[Exercise requirements]
Wherever the string "NoSQL" appears in a line, extract that line.

[Material provided]
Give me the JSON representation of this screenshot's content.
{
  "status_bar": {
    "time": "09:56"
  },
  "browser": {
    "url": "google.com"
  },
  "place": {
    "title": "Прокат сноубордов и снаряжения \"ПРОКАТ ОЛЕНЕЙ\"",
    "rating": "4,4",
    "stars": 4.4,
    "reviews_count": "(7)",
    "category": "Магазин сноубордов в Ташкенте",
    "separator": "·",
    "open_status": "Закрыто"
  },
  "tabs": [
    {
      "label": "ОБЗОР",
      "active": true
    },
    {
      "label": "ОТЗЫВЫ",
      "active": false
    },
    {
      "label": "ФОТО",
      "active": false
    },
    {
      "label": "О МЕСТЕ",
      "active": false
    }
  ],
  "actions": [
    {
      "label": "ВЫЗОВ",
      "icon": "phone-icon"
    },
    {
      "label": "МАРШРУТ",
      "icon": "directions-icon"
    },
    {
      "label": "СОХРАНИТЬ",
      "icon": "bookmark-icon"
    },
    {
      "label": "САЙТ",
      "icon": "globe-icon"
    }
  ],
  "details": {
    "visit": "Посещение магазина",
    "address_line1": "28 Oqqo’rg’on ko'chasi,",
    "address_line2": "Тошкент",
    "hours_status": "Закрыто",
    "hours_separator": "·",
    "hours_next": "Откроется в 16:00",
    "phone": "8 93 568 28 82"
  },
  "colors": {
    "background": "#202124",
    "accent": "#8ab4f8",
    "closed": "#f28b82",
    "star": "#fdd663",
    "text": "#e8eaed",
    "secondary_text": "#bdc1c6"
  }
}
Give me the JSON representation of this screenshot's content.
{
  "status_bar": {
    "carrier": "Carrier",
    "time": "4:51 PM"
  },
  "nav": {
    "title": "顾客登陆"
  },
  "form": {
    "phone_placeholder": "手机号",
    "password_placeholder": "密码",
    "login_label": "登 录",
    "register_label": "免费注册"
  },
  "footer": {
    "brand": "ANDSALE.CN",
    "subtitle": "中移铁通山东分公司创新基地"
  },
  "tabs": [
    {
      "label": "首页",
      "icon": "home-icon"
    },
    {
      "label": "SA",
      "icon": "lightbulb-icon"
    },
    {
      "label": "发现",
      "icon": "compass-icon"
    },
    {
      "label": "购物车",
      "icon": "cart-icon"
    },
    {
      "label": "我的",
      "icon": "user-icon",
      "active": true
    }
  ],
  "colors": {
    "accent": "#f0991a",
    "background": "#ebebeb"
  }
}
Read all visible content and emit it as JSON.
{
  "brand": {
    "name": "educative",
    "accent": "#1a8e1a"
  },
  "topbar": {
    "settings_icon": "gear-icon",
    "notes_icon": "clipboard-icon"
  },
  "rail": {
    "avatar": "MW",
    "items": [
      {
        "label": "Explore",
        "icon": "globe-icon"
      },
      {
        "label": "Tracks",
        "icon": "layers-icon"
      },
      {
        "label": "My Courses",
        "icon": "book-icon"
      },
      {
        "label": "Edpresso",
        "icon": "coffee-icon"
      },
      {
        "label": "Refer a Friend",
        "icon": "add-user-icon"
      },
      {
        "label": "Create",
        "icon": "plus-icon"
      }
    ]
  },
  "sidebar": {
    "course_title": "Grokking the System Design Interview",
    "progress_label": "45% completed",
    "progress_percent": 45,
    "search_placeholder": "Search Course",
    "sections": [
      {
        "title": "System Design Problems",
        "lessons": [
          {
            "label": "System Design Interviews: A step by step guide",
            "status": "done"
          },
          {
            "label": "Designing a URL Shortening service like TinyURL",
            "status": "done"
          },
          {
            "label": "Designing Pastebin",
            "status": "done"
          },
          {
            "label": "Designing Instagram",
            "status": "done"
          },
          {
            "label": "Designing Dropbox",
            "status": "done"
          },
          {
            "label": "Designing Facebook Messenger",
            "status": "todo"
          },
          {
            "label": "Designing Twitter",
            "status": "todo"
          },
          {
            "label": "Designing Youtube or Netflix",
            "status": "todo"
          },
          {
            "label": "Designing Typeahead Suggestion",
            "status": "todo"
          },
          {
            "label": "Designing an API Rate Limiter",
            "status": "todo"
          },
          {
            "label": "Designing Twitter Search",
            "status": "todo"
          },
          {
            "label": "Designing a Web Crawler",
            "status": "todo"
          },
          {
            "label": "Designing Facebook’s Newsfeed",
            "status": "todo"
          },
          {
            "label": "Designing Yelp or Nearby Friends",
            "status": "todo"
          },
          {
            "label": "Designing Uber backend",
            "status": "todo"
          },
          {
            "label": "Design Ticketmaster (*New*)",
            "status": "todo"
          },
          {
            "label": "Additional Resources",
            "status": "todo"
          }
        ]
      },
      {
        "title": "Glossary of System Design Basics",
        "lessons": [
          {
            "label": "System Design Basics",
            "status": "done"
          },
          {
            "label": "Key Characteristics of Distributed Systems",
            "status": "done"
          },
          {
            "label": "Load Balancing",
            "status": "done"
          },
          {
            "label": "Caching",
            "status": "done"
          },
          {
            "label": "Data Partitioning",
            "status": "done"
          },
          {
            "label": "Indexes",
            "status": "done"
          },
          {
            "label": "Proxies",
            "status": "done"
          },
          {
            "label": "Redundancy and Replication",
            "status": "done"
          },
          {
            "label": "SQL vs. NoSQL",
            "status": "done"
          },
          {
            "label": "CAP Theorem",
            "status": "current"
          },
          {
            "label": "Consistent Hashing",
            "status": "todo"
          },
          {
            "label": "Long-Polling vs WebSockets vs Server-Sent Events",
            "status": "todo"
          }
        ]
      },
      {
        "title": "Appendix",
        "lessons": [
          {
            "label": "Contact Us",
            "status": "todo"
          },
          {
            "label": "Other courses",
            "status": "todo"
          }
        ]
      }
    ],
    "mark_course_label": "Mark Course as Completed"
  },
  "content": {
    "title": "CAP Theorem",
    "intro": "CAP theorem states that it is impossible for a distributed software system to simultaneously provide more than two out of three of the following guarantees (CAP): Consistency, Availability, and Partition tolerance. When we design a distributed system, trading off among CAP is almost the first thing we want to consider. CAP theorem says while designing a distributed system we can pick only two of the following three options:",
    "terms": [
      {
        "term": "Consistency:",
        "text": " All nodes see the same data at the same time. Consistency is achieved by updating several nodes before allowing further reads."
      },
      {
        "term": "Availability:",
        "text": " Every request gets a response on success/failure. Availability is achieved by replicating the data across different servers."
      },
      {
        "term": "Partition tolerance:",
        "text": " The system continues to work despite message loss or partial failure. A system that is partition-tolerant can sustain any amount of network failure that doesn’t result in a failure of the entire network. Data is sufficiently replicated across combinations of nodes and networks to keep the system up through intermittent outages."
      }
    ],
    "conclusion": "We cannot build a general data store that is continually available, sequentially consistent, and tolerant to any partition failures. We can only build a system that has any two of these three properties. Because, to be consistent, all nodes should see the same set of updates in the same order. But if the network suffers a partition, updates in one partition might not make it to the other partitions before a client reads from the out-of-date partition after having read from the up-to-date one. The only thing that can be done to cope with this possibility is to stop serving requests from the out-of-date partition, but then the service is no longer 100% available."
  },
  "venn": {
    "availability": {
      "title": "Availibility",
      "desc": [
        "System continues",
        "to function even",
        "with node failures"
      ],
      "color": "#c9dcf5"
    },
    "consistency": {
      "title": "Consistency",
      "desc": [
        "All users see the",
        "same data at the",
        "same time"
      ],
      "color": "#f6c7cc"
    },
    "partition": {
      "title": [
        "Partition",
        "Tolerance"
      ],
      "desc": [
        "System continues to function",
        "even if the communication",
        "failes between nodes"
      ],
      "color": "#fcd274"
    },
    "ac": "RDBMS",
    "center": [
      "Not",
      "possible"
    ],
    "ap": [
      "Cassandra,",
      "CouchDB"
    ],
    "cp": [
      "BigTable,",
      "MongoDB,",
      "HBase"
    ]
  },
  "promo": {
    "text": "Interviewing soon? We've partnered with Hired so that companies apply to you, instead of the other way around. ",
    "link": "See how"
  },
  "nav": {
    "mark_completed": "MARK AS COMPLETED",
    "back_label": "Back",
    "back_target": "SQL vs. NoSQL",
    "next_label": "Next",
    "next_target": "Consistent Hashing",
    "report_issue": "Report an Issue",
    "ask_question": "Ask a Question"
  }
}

[Solution to the exercise]
            "label": "SQL vs. NoSQL",
    "back_target": "SQL vs. NoSQL",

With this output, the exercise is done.